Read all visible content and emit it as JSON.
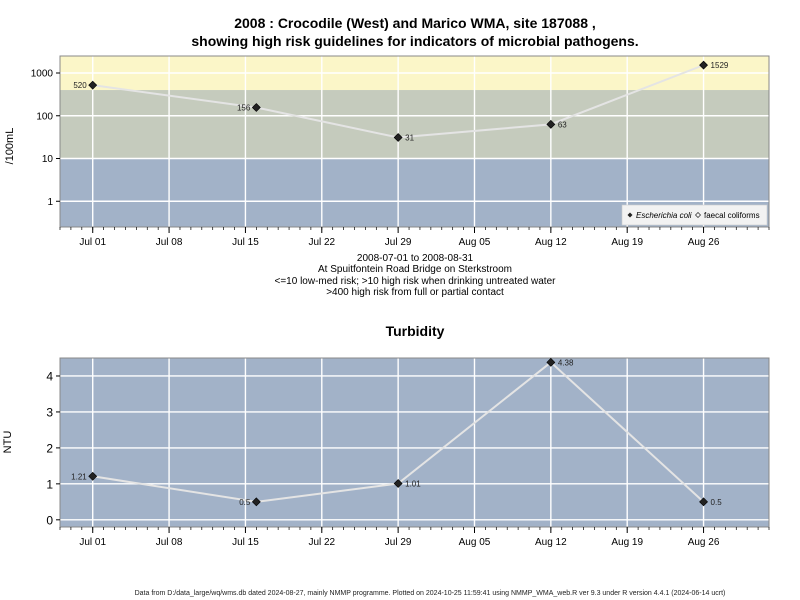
{
  "chart_data": [
    {
      "type": "line",
      "title_line1": "2008 : Crocodile (West) and Marico WMA, site 187088 ,",
      "title_line2": "showing high risk guidelines for indicators of microbial pathogens.",
      "ylabel": "/100mL",
      "yscale": "log",
      "ylim": [
        0.25,
        2500
      ],
      "yticks": [
        "1",
        "10",
        "100",
        "1000"
      ],
      "ytick_values": [
        1,
        10,
        100,
        1000
      ],
      "x_dates": [
        "2008-07-01",
        "2008-07-16",
        "2008-07-29",
        "2008-08-12",
        "2008-08-26"
      ],
      "series": [
        {
          "name": "Escherichia coli",
          "values": [
            520,
            156,
            31,
            63,
            1529
          ],
          "labels": [
            "520",
            "156",
            "31",
            "63",
            "1529"
          ]
        }
      ],
      "legend": {
        "placement": "bottom-right",
        "entries": [
          "Escherichia coli",
          "faecal coliforms"
        ]
      },
      "bands": [
        {
          "from": 0.25,
          "to": 10,
          "color": "#a2b2c8"
        },
        {
          "from": 10,
          "to": 400,
          "color": "#c5cbbd"
        },
        {
          "from": 400,
          "to": 2500,
          "color": "#fbf6c8"
        }
      ],
      "notes": [
        "2008-07-01 to 2008-08-31",
        "At Spuitfontein Road Bridge on Sterkstroom",
        "<=10 low-med risk; >10 high risk when drinking untreated water",
        ">400 high risk from full or partial contact"
      ]
    },
    {
      "type": "line",
      "title": "Turbidity",
      "ylabel": "NTU",
      "ylim": [
        -0.2,
        4.5
      ],
      "yticks": [
        "0",
        "1",
        "2",
        "3",
        "4"
      ],
      "ytick_values": [
        0,
        1,
        2,
        3,
        4
      ],
      "x_dates": [
        "2008-07-01",
        "2008-07-16",
        "2008-07-29",
        "2008-08-12",
        "2008-08-26"
      ],
      "series": [
        {
          "values": [
            1.21,
            0.5,
            1.01,
            4.38,
            0.5
          ],
          "labels": [
            "1.21",
            "0.5",
            "1.01",
            "4.38",
            "0.5"
          ]
        }
      ],
      "background": "#a2b2c8"
    }
  ],
  "xaxis": {
    "range": [
      "2008-06-28",
      "2008-09-01"
    ],
    "ticks": [
      "2008-07-01",
      "2008-07-08",
      "2008-07-15",
      "2008-07-22",
      "2008-07-29",
      "2008-08-05",
      "2008-08-12",
      "2008-08-19",
      "2008-08-26"
    ],
    "tick_labels": [
      "Jul 01",
      "Jul 08",
      "Jul 15",
      "Jul 22",
      "Jul 29",
      "Aug 05",
      "Aug 12",
      "Aug 19",
      "Aug 26"
    ]
  },
  "footer": "Data from D:/data_large/wq/wms.db dated 2024-08-27, mainly NMMP programme. Plotted on 2024-10-25 11:59:41 using NMMP_WMA_web.R ver 9.3 under R version 4.4.1 (2024-06-14 ucrt)"
}
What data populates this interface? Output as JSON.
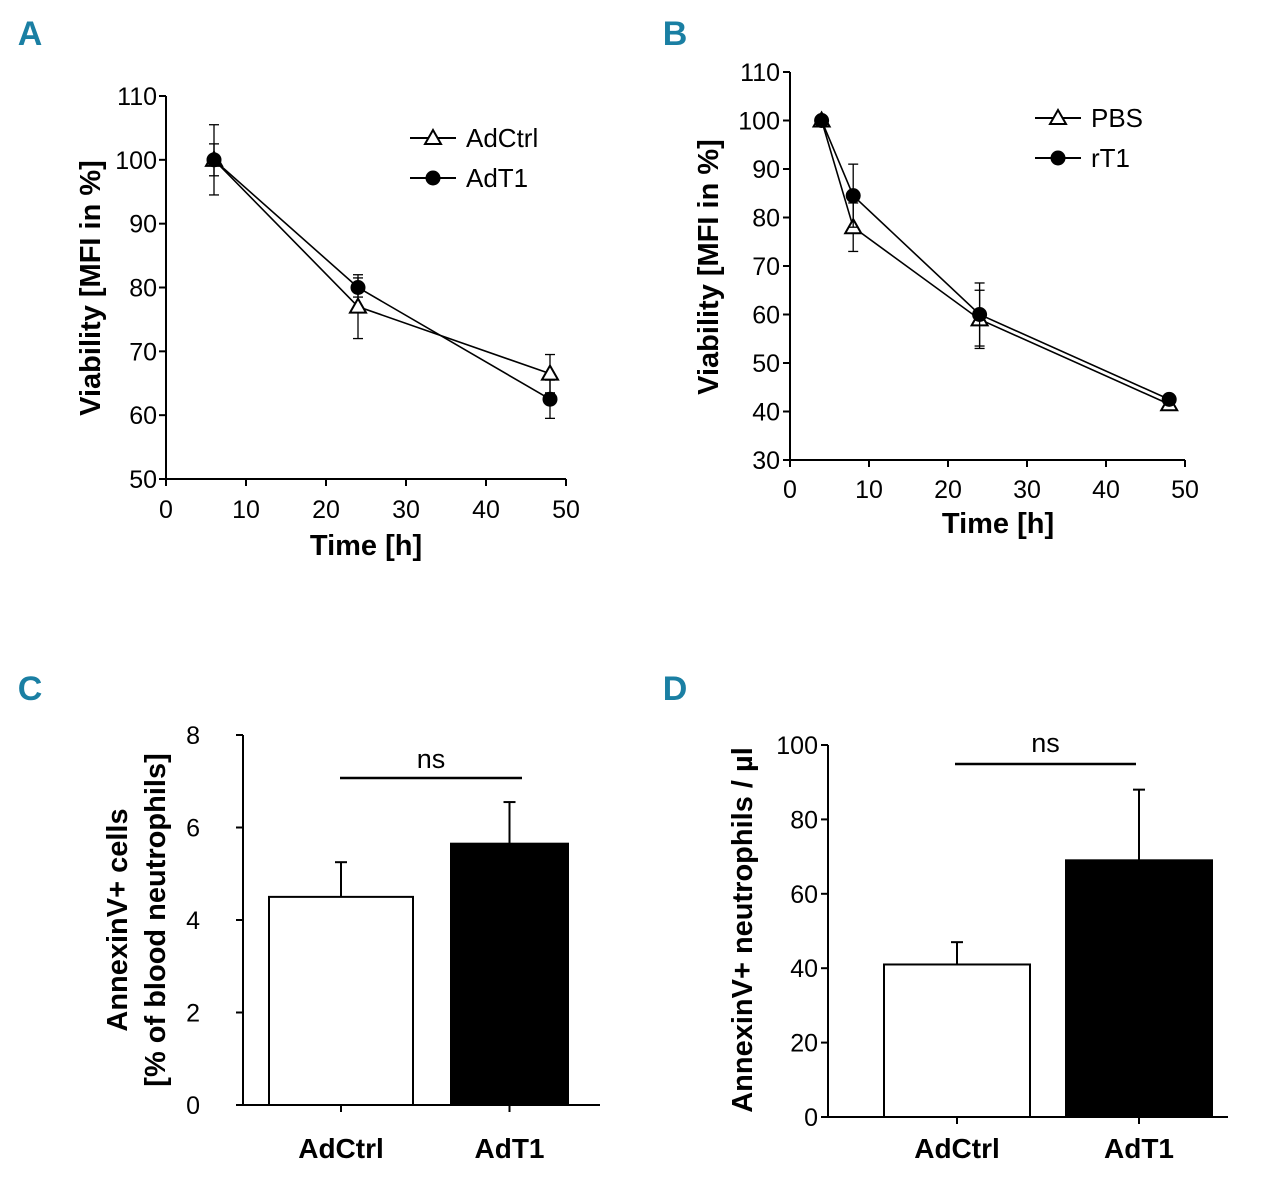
{
  "chart_data": [
    {
      "panel": "A",
      "type": "line",
      "xlabel": "Time [h]",
      "ylabel": "Viability [MFI in %]",
      "xlim": [
        0,
        50
      ],
      "ylim": [
        50,
        110
      ],
      "xticks": [
        0,
        10,
        20,
        30,
        40,
        50
      ],
      "yticks": [
        50,
        60,
        70,
        80,
        90,
        100,
        110
      ],
      "series": [
        {
          "name": "AdCtrl",
          "marker": "triangle-open",
          "x": [
            6,
            24,
            48
          ],
          "y": [
            100,
            77,
            66.5
          ],
          "err": [
            5.5,
            5,
            3
          ]
        },
        {
          "name": "AdT1",
          "marker": "circle-filled",
          "x": [
            6,
            24,
            48
          ],
          "y": [
            100,
            80,
            62.5
          ],
          "err": [
            2.5,
            1.5,
            3
          ]
        }
      ]
    },
    {
      "panel": "B",
      "type": "line",
      "xlabel": "Time [h]",
      "ylabel": "Viability [MFI in %]",
      "xlim": [
        0,
        50
      ],
      "ylim": [
        30,
        110
      ],
      "xticks": [
        0,
        10,
        20,
        30,
        40,
        50
      ],
      "yticks": [
        30,
        40,
        50,
        60,
        70,
        80,
        90,
        100,
        110
      ],
      "series": [
        {
          "name": "PBS",
          "marker": "triangle-open",
          "x": [
            4,
            8,
            24,
            48
          ],
          "y": [
            100,
            78,
            59,
            41.5
          ],
          "err": [
            1,
            5,
            6,
            1
          ]
        },
        {
          "name": "rT1",
          "marker": "circle-filled",
          "x": [
            4,
            8,
            24,
            48
          ],
          "y": [
            100,
            84.5,
            60,
            42.5
          ],
          "err": [
            1,
            6.5,
            6.5,
            1
          ]
        }
      ]
    },
    {
      "panel": "C",
      "type": "bar",
      "ylabel": [
        "AnnexinV+ cells",
        "[% of blood neutrophils]"
      ],
      "ylim": [
        0,
        8
      ],
      "yticks": [
        0,
        2,
        4,
        6,
        8
      ],
      "categories": [
        "AdCtrl",
        "AdT1"
      ],
      "values": [
        4.5,
        5.65
      ],
      "errors": [
        0.75,
        0.9
      ],
      "fills": [
        "#ffffff",
        "#000000"
      ],
      "significance": "ns"
    },
    {
      "panel": "D",
      "type": "bar",
      "ylabel": "AnnexinV+ neutrophils / µl",
      "ylim": [
        0,
        100
      ],
      "yticks": [
        0,
        20,
        40,
        60,
        80,
        100
      ],
      "categories": [
        "AdCtrl",
        "AdT1"
      ],
      "values": [
        41,
        69
      ],
      "errors": [
        6,
        19
      ],
      "fills": [
        "#ffffff",
        "#000000"
      ],
      "significance": "ns"
    }
  ],
  "colors": {
    "panel_letter": "#1a7fa3",
    "ink": "#000000"
  }
}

:::::

Search the data above for the string "AnnexinV" and return every line that has it.

        "AnnexinV+ cells",
      "ylabel": "AnnexinV+ neutrophils / µl",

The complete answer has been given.